Set task
Omit the images, then output each of the records below exactly.

Input for this task

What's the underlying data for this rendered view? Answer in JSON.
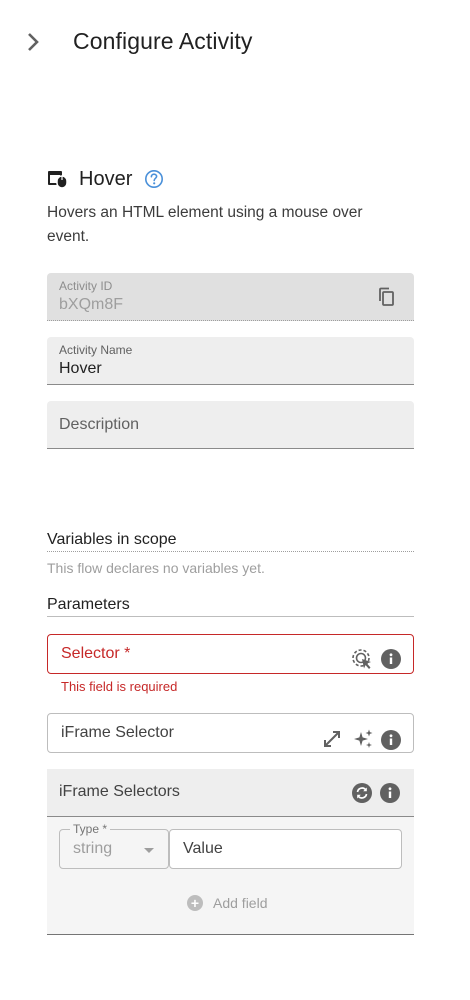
{
  "header": {
    "title": "Configure Activity"
  },
  "activity": {
    "name": "Hover",
    "description": "Hovers an HTML element using a mouse over event."
  },
  "fields": {
    "activity_id": {
      "label": "Activity ID",
      "value": "bXQm8F"
    },
    "activity_name": {
      "label": "Activity Name",
      "value": "Hover"
    },
    "description": {
      "placeholder": "Description"
    }
  },
  "variables": {
    "title": "Variables in scope",
    "note": "This flow declares no variables yet."
  },
  "parameters": {
    "title": "Parameters",
    "selector": {
      "label": "Selector *",
      "error": "This field is required"
    },
    "iframe_selector": {
      "label": "iFrame Selector"
    },
    "iframe_selectors": {
      "label": "iFrame Selectors",
      "type_label": "Type *",
      "type_value": "string",
      "value_placeholder": "Value",
      "add_field": "Add field"
    }
  },
  "colors": {
    "error": "#c62828",
    "help": "#4a90d9"
  }
}
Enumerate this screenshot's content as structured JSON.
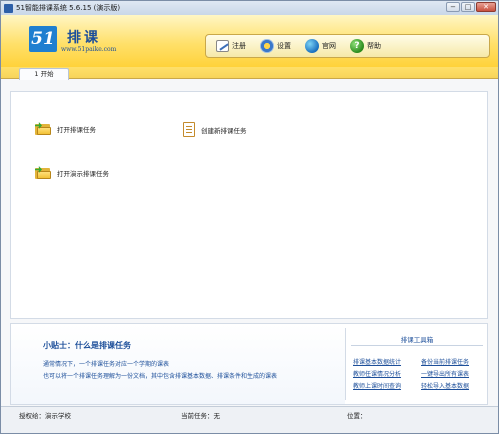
{
  "window": {
    "title": "51智能排课系统 5.6.15 (演示版)",
    "controls": {
      "minimize": "−",
      "maximize": "□",
      "close": "✕"
    }
  },
  "header": {
    "logo_mark": "51",
    "logo_title": "排课",
    "logo_url": "www.51paike.com",
    "toolbar": [
      {
        "label": "注册",
        "icon": "register-pen-icon"
      },
      {
        "label": "设置",
        "icon": "gear-icon"
      },
      {
        "label": "官网",
        "icon": "globe-icon"
      },
      {
        "label": "帮助",
        "icon": "help-icon",
        "glyph": "?"
      }
    ]
  },
  "tabs": [
    {
      "label": "1 开始",
      "active": true
    }
  ],
  "actions": {
    "open_task": "打开排课任务",
    "new_task": "创建新排课任务",
    "open_demo": "打开演示排课任务"
  },
  "tips": {
    "title": "小贴士：什么是排课任务",
    "lines": [
      "通常情况下，一个排课任务对应一个学期的课表",
      "也可以将一个排课任务理解为一份文档，其中包含排课基本数据、排课条件和生成的课表"
    ]
  },
  "toolbox": {
    "title": "排课工具箱",
    "links": [
      "排课基本数据统计",
      "备份当前排课任务",
      "教师任课情况分析",
      "一键导出所有课表",
      "教师上课时间查询",
      "轻松导入基本数据"
    ]
  },
  "status": {
    "license": "授权给：演示学校",
    "current_task": "当前任务：无",
    "position": "位置："
  },
  "colors": {
    "header_yellow": "#ffd23a",
    "brand_blue": "#1d4f9a",
    "logo_blue": "#1f7fd0"
  }
}
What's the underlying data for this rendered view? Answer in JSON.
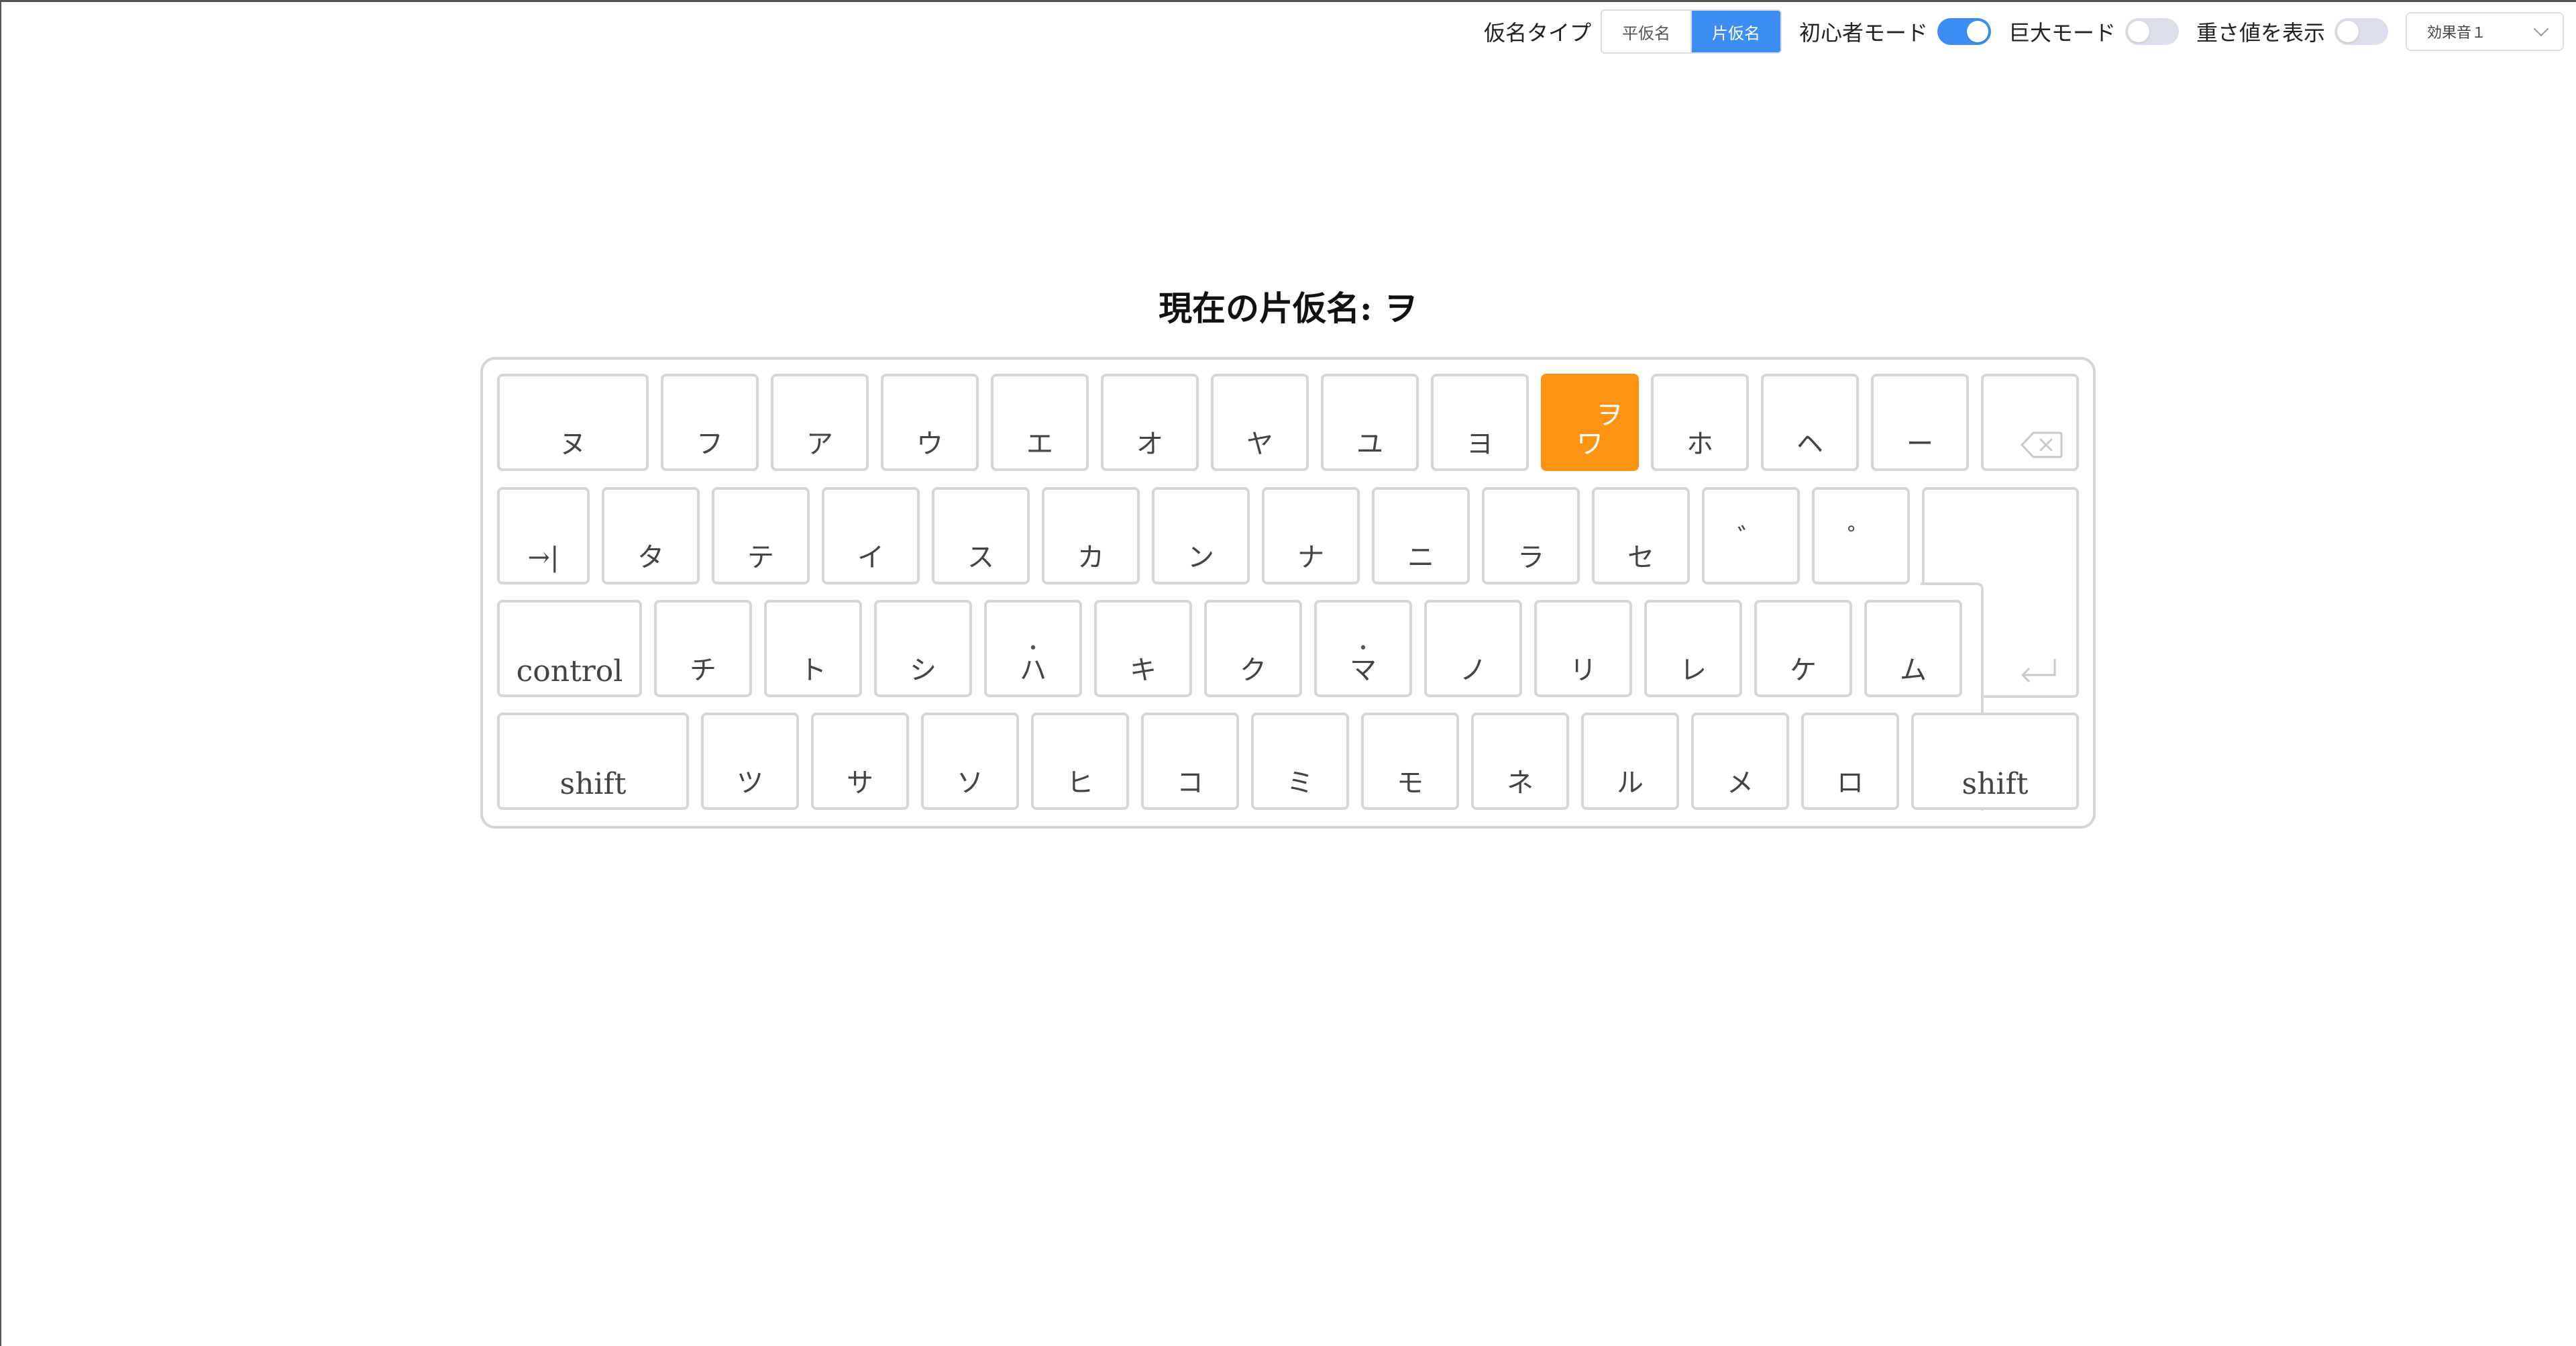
{
  "toolbar": {
    "kana_type_label": "仮名タイプ",
    "kana_options": [
      "平仮名",
      "片仮名"
    ],
    "selected_kana": "片仮名",
    "beginner_mode_label": "初心者モード",
    "beginner_mode_on": true,
    "huge_mode_label": "巨大モード",
    "huge_mode_on": false,
    "show_weight_label": "重さ値を表示",
    "show_weight_on": false,
    "sound_effect_value": "効果音１"
  },
  "title": "現在の片仮名: ヲ",
  "keyboard": {
    "highlight_color": "#ff9412",
    "row1": [
      "ヌ",
      "フ",
      "ア",
      "ウ",
      "エ",
      "オ",
      "ヤ",
      "ユ",
      "ヨ",
      "ワ",
      "ホ",
      "ヘ",
      "ー"
    ],
    "highlight_alt": "ヲ",
    "row2": [
      "→|",
      "タ",
      "テ",
      "イ",
      "ス",
      "カ",
      "ン",
      "ナ",
      "ニ",
      "ラ",
      "セ",
      "゛",
      "゜"
    ],
    "row3": [
      "control",
      "チ",
      "ト",
      "シ",
      "ハ",
      "キ",
      "ク",
      "マ",
      "ノ",
      "リ",
      "レ",
      "ケ",
      "ム"
    ],
    "row4": [
      "shift",
      "ツ",
      "サ",
      "ソ",
      "ヒ",
      "コ",
      "ミ",
      "モ",
      "ネ",
      "ル",
      "メ",
      "ロ",
      "shift"
    ]
  },
  "icons": {
    "backspace": "backspace-icon",
    "enter": "return-icon"
  }
}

Answer
What's the underlying data for this rendered view? Answer in JSON.
{
  "header": {
    "title": "Configure Activity"
  },
  "activity": {
    "name": "Hover",
    "description": "Hovers an HTML element using a mouse over event."
  },
  "fields": {
    "activity_id": {
      "label": "Activity ID",
      "value": "bXQm8F"
    },
    "activity_name": {
      "label": "Activity Name",
      "value": "Hover"
    },
    "description": {
      "placeholder": "Description"
    }
  },
  "variables": {
    "title": "Variables in scope",
    "note": "This flow declares no variables yet."
  },
  "parameters": {
    "title": "Parameters",
    "selector": {
      "label": "Selector *",
      "error": "This field is required"
    },
    "iframe_selector": {
      "label": "iFrame Selector"
    },
    "iframe_selectors": {
      "label": "iFrame Selectors",
      "type_label": "Type *",
      "type_value": "string",
      "value_placeholder": "Value",
      "add_field": "Add field"
    }
  },
  "colors": {
    "error": "#c62828",
    "help": "#4a90d9"
  }
}
Enumerate this screenshot's content as structured JSON.
{
  "window": {
    "title": "51智能排课系统 5.6.15 (演示版)",
    "controls": {
      "minimize": "−",
      "maximize": "□",
      "close": "✕"
    }
  },
  "header": {
    "logo_mark": "51",
    "logo_title": "排课",
    "logo_url": "www.51paike.com",
    "toolbar": [
      {
        "label": "注册",
        "icon": "register-pen-icon"
      },
      {
        "label": "设置",
        "icon": "gear-icon"
      },
      {
        "label": "官网",
        "icon": "globe-icon"
      },
      {
        "label": "帮助",
        "icon": "help-icon",
        "glyph": "?"
      }
    ]
  },
  "tabs": [
    {
      "label": "1 开始",
      "active": true
    }
  ],
  "actions": {
    "open_task": "打开排课任务",
    "new_task": "创建新排课任务",
    "open_demo": "打开演示排课任务"
  },
  "tips": {
    "title": "小贴士：什么是排课任务",
    "lines": [
      "通常情况下，一个排课任务对应一个学期的课表",
      "也可以将一个排课任务理解为一份文档，其中包含排课基本数据、排课条件和生成的课表"
    ]
  },
  "toolbox": {
    "title": "排课工具箱",
    "links": [
      "排课基本数据统计",
      "备份当前排课任务",
      "教师任课情况分析",
      "一键导出所有课表",
      "教师上课时间查询",
      "轻松导入基本数据"
    ]
  },
  "status": {
    "license": "授权给：演示学校",
    "current_task": "当前任务：无",
    "position": "位置："
  },
  "colors": {
    "header_yellow": "#ffd23a",
    "brand_blue": "#1d4f9a",
    "logo_blue": "#1f7fd0"
  }
}
What's the underlying data for this rendered view? Answer in JSON.
{
  "toolbar": {
    "kana_type_label": "仮名タイプ",
    "kana_options": [
      "平仮名",
      "片仮名"
    ],
    "selected_kana": "片仮名",
    "beginner_mode_label": "初心者モード",
    "beginner_mode_on": true,
    "huge_mode_label": "巨大モード",
    "huge_mode_on": false,
    "show_weight_label": "重さ値を表示",
    "show_weight_on": false,
    "sound_effect_value": "効果音１"
  },
  "title": "現在の片仮名: ヲ",
  "keyboard": {
    "highlight_color": "#ff9412",
    "row1": [
      "ヌ",
      "フ",
      "ア",
      "ウ",
      "エ",
      "オ",
      "ヤ",
      "ユ",
      "ヨ",
      "ワ",
      "ホ",
      "ヘ",
      "ー"
    ],
    "highlight_alt": "ヲ",
    "row2": [
      "→|",
      "タ",
      "テ",
      "イ",
      "ス",
      "カ",
      "ン",
      "ナ",
      "ニ",
      "ラ",
      "セ",
      "゛",
      "゜"
    ],
    "row3": [
      "control",
      "チ",
      "ト",
      "シ",
      "ハ",
      "キ",
      "ク",
      "マ",
      "ノ",
      "リ",
      "レ",
      "ケ",
      "ム"
    ],
    "row4": [
      "shift",
      "ツ",
      "サ",
      "ソ",
      "ヒ",
      "コ",
      "ミ",
      "モ",
      "ネ",
      "ル",
      "メ",
      "ロ",
      "shift"
    ]
  },
  "icons": {
    "backspace": "backspace-icon",
    "enter": "return-icon"
  }
}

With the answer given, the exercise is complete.